[INPUT DATA start]
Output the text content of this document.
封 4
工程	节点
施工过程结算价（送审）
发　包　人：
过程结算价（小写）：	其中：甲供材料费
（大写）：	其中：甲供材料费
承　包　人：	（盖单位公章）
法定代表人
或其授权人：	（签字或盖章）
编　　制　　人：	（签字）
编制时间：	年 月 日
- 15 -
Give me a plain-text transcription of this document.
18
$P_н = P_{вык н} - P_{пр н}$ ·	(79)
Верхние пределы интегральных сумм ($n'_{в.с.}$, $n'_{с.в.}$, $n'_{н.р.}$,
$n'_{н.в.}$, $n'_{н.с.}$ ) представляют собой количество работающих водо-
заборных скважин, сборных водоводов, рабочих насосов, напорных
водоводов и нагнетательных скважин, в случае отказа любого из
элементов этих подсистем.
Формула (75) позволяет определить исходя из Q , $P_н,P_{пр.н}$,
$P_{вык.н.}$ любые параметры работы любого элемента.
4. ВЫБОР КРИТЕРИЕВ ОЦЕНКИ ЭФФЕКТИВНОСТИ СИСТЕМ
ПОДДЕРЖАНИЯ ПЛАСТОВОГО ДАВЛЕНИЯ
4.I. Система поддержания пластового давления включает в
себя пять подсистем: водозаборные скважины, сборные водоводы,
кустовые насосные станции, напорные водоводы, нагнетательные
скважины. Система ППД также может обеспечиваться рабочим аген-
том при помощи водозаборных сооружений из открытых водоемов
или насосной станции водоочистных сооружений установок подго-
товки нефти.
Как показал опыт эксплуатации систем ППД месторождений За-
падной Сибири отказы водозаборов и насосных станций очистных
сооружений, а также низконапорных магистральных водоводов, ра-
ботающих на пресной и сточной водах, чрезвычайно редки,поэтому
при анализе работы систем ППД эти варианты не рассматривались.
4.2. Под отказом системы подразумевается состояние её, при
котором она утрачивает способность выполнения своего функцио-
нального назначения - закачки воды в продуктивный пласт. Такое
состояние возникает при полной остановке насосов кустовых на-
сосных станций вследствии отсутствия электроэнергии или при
[INPUT DATA end]
Each line that holds the string "также" counts once; give the total and nothing else.

### EXPECTED ANSWER
2